• **WHAT TO DO**
Don't copy the pictures; return every other part of the records exactly.

• **DATA SUPPLIED**
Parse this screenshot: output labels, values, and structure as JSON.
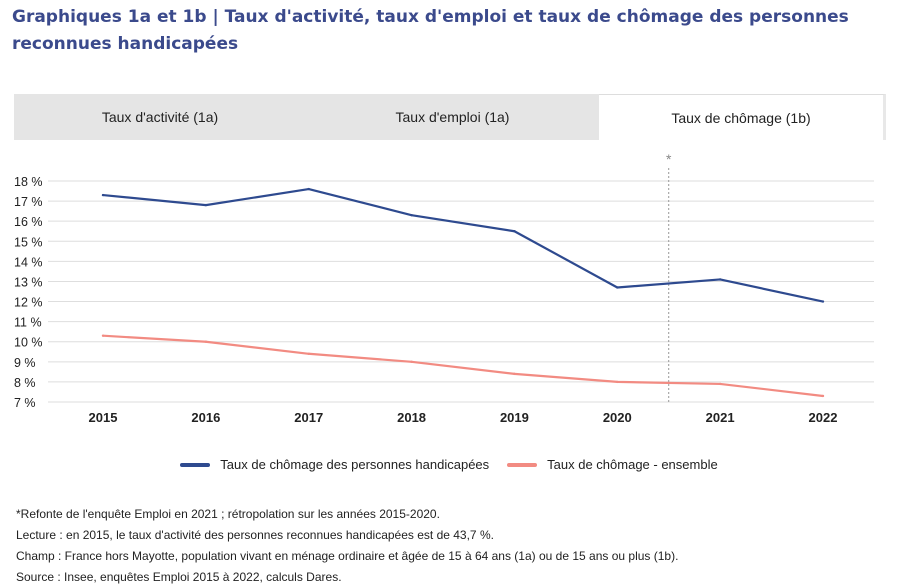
{
  "title": "Graphiques 1a et 1b | Taux d'activité, taux d'emploi et taux de chômage des personnes reconnues handicapées",
  "tabs": [
    {
      "label": "Taux d'activité (1a)",
      "active": false
    },
    {
      "label": "Taux d'emploi (1a)",
      "active": false
    },
    {
      "label": "Taux de chômage (1b)",
      "active": true
    }
  ],
  "chart_data": {
    "type": "line",
    "title": "",
    "xlabel": "",
    "ylabel": "",
    "x": [
      "2015",
      "2016",
      "2017",
      "2018",
      "2019",
      "2020",
      "2021",
      "2022"
    ],
    "y_ticks": [
      "18 %",
      "17 %",
      "16 %",
      "15 %",
      "14 %",
      "13 %",
      "12 %",
      "11 %",
      "10 %",
      "9 %",
      "8 %",
      "7 %"
    ],
    "ylim": [
      7,
      18
    ],
    "grid": true,
    "legend_position": "bottom",
    "annotation": {
      "label": "*",
      "between": [
        "2020",
        "2021"
      ]
    },
    "series": [
      {
        "name": "Taux de chômage des personnes handicapées",
        "color": "#2e4a8f",
        "values": [
          17.3,
          16.8,
          17.6,
          16.3,
          15.5,
          12.7,
          13.1,
          12.0
        ]
      },
      {
        "name": "Taux de chômage - ensemble",
        "color": "#f28b82",
        "values": [
          10.3,
          10.0,
          9.4,
          9.0,
          8.4,
          8.0,
          7.9,
          7.3
        ]
      }
    ]
  },
  "notes": [
    "*Refonte de l'enquête Emploi en 2021 ; rétropolation sur les années 2015-2020.",
    "Lecture : en 2015, le taux d'activité des personnes reconnues handicapées est de 43,7 %.",
    "Champ : France hors Mayotte, population vivant en ménage ordinaire et âgée de 15 à 64 ans (1a) ou de 15 ans ou plus (1b).",
    "Source : Insee, enquêtes Emploi 2015 à 2022, calculs Dares."
  ]
}
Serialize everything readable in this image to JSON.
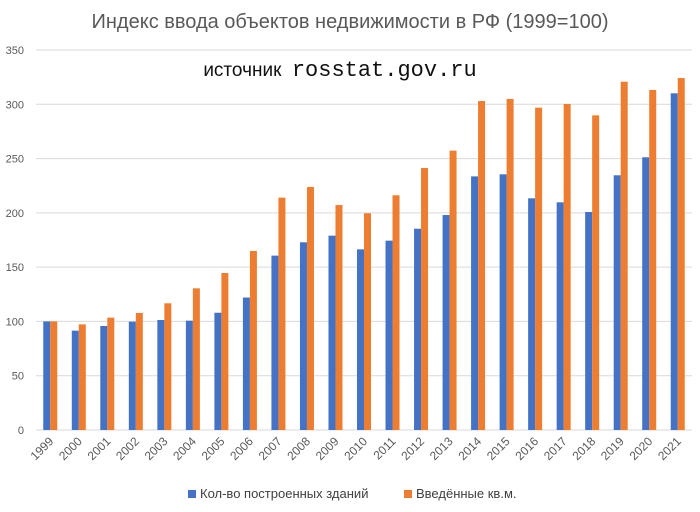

• **EXERCISE OUTPUT**
Parse this screenshot: output labels, values, and structure as JSON.
{
  "title": "Graphiques 1a et 1b | Taux d'activité, taux d'emploi et taux de chômage des personnes reconnues handicapées",
  "tabs": [
    {
      "label": "Taux d'activité (1a)",
      "active": false
    },
    {
      "label": "Taux d'emploi (1a)",
      "active": false
    },
    {
      "label": "Taux de chômage (1b)",
      "active": true
    }
  ],
  "chart_data": {
    "type": "line",
    "title": "",
    "xlabel": "",
    "ylabel": "",
    "x": [
      "2015",
      "2016",
      "2017",
      "2018",
      "2019",
      "2020",
      "2021",
      "2022"
    ],
    "y_ticks": [
      "18 %",
      "17 %",
      "16 %",
      "15 %",
      "14 %",
      "13 %",
      "12 %",
      "11 %",
      "10 %",
      "9 %",
      "8 %",
      "7 %"
    ],
    "ylim": [
      7,
      18
    ],
    "grid": true,
    "legend_position": "bottom",
    "annotation": {
      "label": "*",
      "between": [
        "2020",
        "2021"
      ]
    },
    "series": [
      {
        "name": "Taux de chômage des personnes handicapées",
        "color": "#2e4a8f",
        "values": [
          17.3,
          16.8,
          17.6,
          16.3,
          15.5,
          12.7,
          13.1,
          12.0
        ]
      },
      {
        "name": "Taux de chômage - ensemble",
        "color": "#f28b82",
        "values": [
          10.3,
          10.0,
          9.4,
          9.0,
          8.4,
          8.0,
          7.9,
          7.3
        ]
      }
    ]
  },
  "notes": [
    "*Refonte de l'enquête Emploi en 2021 ; rétropolation sur les années 2015-2020.",
    "Lecture : en 2015, le taux d'activité des personnes reconnues handicapées est de 43,7 %.",
    "Champ : France hors Mayotte, population vivant en ménage ordinaire et âgée de 15 à 64 ans (1a) ou de 15 ans ou plus (1b).",
    "Source : Insee, enquêtes Emploi 2015 à 2022, calculs Dares."
  ]
}
Serialize everything readable in this image to JSON.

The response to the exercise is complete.